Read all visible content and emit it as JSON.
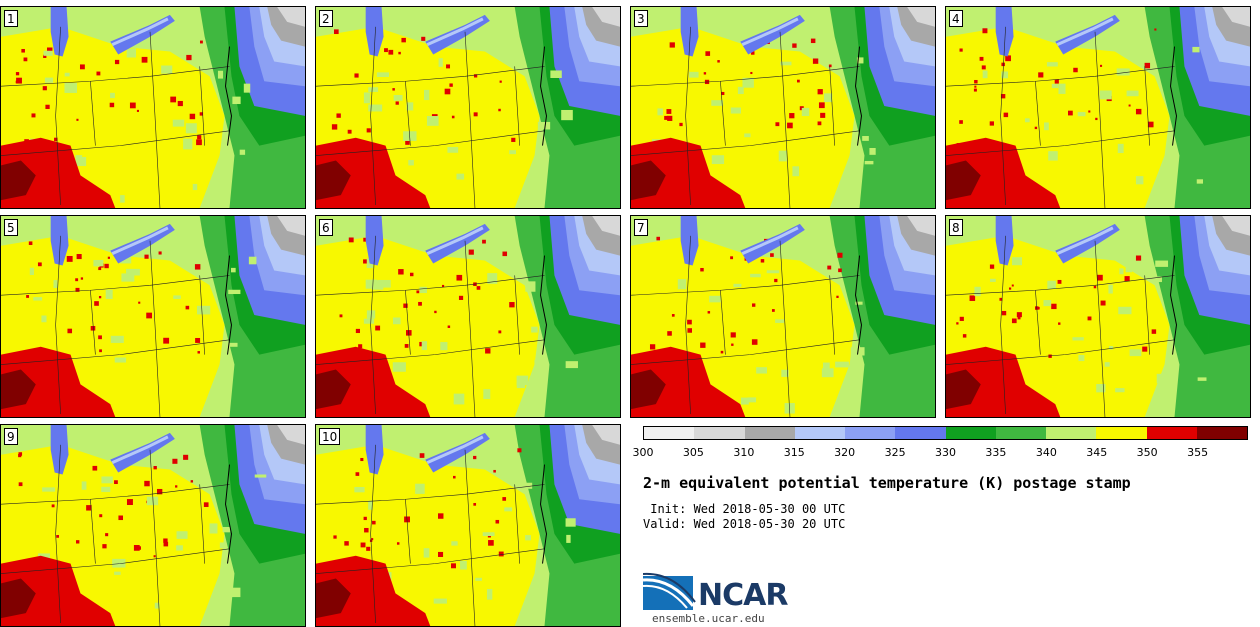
{
  "panels": [
    {
      "label": "1"
    },
    {
      "label": "2"
    },
    {
      "label": "3"
    },
    {
      "label": "4"
    },
    {
      "label": "5"
    },
    {
      "label": "6"
    },
    {
      "label": "7"
    },
    {
      "label": "8"
    },
    {
      "label": "9"
    },
    {
      "label": "10"
    }
  ],
  "colorbar": {
    "colors": [
      "#f0f0f0",
      "#d8d8d8",
      "#a8a8a8",
      "#b4c8f8",
      "#8ca0f4",
      "#6478ee",
      "#10a020",
      "#40b840",
      "#c0f070",
      "#f8f800",
      "#e00000",
      "#800000"
    ],
    "ticks": [
      "300",
      "305",
      "310",
      "315",
      "320",
      "325",
      "330",
      "335",
      "340",
      "345",
      "350",
      "355"
    ]
  },
  "title": "2-m equivalent potential temperature (K) postage stamp",
  "init": " Init: Wed 2018-05-30 00 UTC",
  "valid": "Valid: Wed 2018-05-30 20 UTC",
  "logo": {
    "name": "NCAR",
    "site": "ensemble.ucar.edu"
  }
}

- - - - - - -

WORK TO COMPLETE »
Print each record exactly as it stands, leaving the images out.

SOLVED PROBLEM »
Read all visible content and emit it as JSON.
{
  "panels": [
    {
      "label": "1"
    },
    {
      "label": "2"
    },
    {
      "label": "3"
    },
    {
      "label": "4"
    },
    {
      "label": "5"
    },
    {
      "label": "6"
    },
    {
      "label": "7"
    },
    {
      "label": "8"
    },
    {
      "label": "9"
    },
    {
      "label": "10"
    }
  ],
  "colorbar": {
    "colors": [
      "#f0f0f0",
      "#d8d8d8",
      "#a8a8a8",
      "#b4c8f8",
      "#8ca0f4",
      "#6478ee",
      "#10a020",
      "#40b840",
      "#c0f070",
      "#f8f800",
      "#e00000",
      "#800000"
    ],
    "ticks": [
      "300",
      "305",
      "310",
      "315",
      "320",
      "325",
      "330",
      "335",
      "340",
      "345",
      "350",
      "355"
    ]
  },
  "title": "2-m equivalent potential temperature (K) postage stamp",
  "init": " Init: Wed 2018-05-30 00 UTC",
  "valid": "Valid: Wed 2018-05-30 20 UTC",
  "logo": {
    "name": "NCAR",
    "site": "ensemble.ucar.edu"
  }
}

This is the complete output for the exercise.